## WHAT YOU NEED TO DO
In the listing that follows, count every line with the word "Governors" in it and write only the total.

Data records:
%%

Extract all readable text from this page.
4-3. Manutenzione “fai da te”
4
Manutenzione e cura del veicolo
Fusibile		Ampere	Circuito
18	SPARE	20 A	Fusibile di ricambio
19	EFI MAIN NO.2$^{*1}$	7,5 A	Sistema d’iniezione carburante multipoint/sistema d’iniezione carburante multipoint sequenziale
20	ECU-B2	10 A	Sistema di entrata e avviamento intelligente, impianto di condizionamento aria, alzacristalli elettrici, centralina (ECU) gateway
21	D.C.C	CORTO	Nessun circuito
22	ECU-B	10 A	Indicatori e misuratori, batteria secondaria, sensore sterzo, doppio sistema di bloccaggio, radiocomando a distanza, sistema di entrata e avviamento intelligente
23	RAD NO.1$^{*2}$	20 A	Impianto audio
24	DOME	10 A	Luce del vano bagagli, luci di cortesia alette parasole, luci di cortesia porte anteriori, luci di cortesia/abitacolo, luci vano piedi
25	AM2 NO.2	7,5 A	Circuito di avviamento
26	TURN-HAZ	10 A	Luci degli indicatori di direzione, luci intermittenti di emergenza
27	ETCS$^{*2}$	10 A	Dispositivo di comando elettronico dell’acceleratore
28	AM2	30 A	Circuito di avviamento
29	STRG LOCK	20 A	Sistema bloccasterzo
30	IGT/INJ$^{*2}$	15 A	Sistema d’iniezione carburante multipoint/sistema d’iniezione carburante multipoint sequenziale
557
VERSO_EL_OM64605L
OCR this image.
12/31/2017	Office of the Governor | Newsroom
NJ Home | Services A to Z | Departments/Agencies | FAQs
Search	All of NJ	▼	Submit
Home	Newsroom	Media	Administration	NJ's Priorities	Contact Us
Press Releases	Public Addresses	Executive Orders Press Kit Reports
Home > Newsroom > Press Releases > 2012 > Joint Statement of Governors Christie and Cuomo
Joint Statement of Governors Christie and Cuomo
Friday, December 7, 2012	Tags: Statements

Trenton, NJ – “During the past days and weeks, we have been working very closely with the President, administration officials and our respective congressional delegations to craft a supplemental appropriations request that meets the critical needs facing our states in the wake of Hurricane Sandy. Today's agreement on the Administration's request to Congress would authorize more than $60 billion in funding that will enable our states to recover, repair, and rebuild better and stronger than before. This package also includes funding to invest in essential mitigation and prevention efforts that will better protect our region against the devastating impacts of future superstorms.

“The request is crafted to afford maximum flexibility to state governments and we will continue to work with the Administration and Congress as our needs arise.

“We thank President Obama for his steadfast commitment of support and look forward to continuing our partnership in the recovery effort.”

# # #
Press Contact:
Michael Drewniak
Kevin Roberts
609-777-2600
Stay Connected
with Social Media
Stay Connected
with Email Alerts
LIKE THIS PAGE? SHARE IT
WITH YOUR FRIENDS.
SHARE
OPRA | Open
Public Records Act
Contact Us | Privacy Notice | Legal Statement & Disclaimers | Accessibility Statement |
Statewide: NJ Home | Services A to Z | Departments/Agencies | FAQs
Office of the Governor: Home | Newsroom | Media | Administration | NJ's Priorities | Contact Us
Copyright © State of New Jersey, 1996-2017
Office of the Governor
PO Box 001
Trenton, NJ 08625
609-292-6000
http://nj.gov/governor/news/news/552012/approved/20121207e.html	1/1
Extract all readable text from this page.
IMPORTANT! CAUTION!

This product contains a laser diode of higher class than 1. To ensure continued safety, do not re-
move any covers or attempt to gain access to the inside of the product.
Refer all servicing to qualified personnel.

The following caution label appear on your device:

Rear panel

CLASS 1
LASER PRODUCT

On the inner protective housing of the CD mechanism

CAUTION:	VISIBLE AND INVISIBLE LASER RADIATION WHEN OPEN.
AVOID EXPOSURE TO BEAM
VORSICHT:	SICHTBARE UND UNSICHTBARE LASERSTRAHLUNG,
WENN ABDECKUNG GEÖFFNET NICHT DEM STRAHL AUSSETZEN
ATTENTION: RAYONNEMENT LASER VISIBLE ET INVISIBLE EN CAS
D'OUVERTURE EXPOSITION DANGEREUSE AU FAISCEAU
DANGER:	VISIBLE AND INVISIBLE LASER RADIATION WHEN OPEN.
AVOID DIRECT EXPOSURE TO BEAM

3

%%

## FINAL ANSWER
2